## Task statement
Every entry below must appear again, exactly as written.

## Given entries
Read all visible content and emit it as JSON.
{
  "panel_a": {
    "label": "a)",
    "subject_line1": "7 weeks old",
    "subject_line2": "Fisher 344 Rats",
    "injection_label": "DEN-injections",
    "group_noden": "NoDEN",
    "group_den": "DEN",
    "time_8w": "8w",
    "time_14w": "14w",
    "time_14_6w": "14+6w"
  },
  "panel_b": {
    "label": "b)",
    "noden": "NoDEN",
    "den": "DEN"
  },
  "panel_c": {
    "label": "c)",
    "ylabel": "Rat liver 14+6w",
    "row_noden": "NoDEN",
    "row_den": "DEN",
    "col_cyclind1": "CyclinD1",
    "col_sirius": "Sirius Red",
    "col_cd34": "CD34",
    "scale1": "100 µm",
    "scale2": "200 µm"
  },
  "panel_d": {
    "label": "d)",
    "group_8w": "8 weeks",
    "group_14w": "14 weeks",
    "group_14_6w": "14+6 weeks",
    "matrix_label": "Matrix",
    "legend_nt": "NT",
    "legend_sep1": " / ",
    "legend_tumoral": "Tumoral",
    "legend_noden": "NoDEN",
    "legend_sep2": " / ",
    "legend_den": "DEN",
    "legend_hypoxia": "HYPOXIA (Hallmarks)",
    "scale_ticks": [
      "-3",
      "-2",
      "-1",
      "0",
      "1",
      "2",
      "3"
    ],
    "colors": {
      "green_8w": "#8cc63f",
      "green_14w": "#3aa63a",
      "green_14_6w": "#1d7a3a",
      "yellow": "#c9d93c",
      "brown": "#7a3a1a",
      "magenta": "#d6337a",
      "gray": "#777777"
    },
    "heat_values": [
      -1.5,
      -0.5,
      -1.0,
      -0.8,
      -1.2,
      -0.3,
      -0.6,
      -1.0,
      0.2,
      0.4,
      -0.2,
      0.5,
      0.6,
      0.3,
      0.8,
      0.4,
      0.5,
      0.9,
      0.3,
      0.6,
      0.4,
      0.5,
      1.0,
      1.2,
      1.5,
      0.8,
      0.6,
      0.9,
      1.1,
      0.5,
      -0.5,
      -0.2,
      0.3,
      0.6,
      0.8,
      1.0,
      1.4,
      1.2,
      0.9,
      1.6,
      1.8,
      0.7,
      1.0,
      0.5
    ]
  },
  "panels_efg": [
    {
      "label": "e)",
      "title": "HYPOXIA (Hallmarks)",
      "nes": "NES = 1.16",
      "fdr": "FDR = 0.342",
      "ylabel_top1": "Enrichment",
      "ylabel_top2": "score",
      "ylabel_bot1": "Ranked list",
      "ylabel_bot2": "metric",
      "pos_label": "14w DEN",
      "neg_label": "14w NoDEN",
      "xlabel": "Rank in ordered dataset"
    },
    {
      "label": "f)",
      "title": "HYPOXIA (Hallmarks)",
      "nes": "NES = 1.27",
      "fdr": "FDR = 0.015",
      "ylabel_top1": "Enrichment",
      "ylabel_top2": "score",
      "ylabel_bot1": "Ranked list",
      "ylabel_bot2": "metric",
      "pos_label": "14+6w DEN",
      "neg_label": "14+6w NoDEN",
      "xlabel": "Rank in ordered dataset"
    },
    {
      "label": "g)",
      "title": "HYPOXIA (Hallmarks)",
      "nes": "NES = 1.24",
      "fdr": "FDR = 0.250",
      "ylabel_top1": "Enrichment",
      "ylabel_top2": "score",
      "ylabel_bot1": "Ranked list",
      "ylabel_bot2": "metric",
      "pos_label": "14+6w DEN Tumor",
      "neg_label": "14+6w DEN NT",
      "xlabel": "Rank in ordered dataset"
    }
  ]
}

## Result of the exercise
Read all visible content and emit it as JSON.
{
  "panel_a": {
    "label": "a)",
    "subject_line1": "7 weeks old",
    "subject_line2": "Fisher 344 Rats",
    "injection_label": "DEN-injections",
    "group_noden": "NoDEN",
    "group_den": "DEN",
    "time_8w": "8w",
    "time_14w": "14w",
    "time_14_6w": "14+6w"
  },
  "panel_b": {
    "label": "b)",
    "noden": "NoDEN",
    "den": "DEN"
  },
  "panel_c": {
    "label": "c)",
    "ylabel": "Rat liver 14+6w",
    "row_noden": "NoDEN",
    "row_den": "DEN",
    "col_cyclind1": "CyclinD1",
    "col_sirius": "Sirius Red",
    "col_cd34": "CD34",
    "scale1": "100 µm",
    "scale2": "200 µm"
  },
  "panel_d": {
    "label": "d)",
    "group_8w": "8 weeks",
    "group_14w": "14 weeks",
    "group_14_6w": "14+6 weeks",
    "matrix_label": "Matrix",
    "legend_nt": "NT",
    "legend_sep1": " / ",
    "legend_tumoral": "Tumoral",
    "legend_noden": "NoDEN",
    "legend_sep2": " / ",
    "legend_den": "DEN",
    "legend_hypoxia": "HYPOXIA (Hallmarks)",
    "scale_ticks": [
      "-3",
      "-2",
      "-1",
      "0",
      "1",
      "2",
      "3"
    ],
    "colors": {
      "green_8w": "#8cc63f",
      "green_14w": "#3aa63a",
      "green_14_6w": "#1d7a3a",
      "yellow": "#c9d93c",
      "brown": "#7a3a1a",
      "magenta": "#d6337a",
      "gray": "#777777"
    },
    "heat_values": [
      -1.5,
      -0.5,
      -1.0,
      -0.8,
      -1.2,
      -0.3,
      -0.6,
      -1.0,
      0.2,
      0.4,
      -0.2,
      0.5,
      0.6,
      0.3,
      0.8,
      0.4,
      0.5,
      0.9,
      0.3,
      0.6,
      0.4,
      0.5,
      1.0,
      1.2,
      1.5,
      0.8,
      0.6,
      0.9,
      1.1,
      0.5,
      -0.5,
      -0.2,
      0.3,
      0.6,
      0.8,
      1.0,
      1.4,
      1.2,
      0.9,
      1.6,
      1.8,
      0.7,
      1.0,
      0.5
    ]
  },
  "panels_efg": [
    {
      "label": "e)",
      "title": "HYPOXIA (Hallmarks)",
      "nes": "NES = 1.16",
      "fdr": "FDR = 0.342",
      "ylabel_top1": "Enrichment",
      "ylabel_top2": "score",
      "ylabel_bot1": "Ranked list",
      "ylabel_bot2": "metric",
      "pos_label": "14w DEN",
      "neg_label": "14w NoDEN",
      "xlabel": "Rank in ordered dataset"
    },
    {
      "label": "f)",
      "title": "HYPOXIA (Hallmarks)",
      "nes": "NES = 1.27",
      "fdr": "FDR = 0.015",
      "ylabel_top1": "Enrichment",
      "ylabel_top2": "score",
      "ylabel_bot1": "Ranked list",
      "ylabel_bot2": "metric",
      "pos_label": "14+6w DEN",
      "neg_label": "14+6w NoDEN",
      "xlabel": "Rank in ordered dataset"
    },
    {
      "label": "g)",
      "title": "HYPOXIA (Hallmarks)",
      "nes": "NES = 1.24",
      "fdr": "FDR = 0.250",
      "ylabel_top1": "Enrichment",
      "ylabel_top2": "score",
      "ylabel_bot1": "Ranked list",
      "ylabel_bot2": "metric",
      "pos_label": "14+6w DEN Tumor",
      "neg_label": "14+6w DEN NT",
      "xlabel": "Rank in ordered dataset"
    }
  ]
}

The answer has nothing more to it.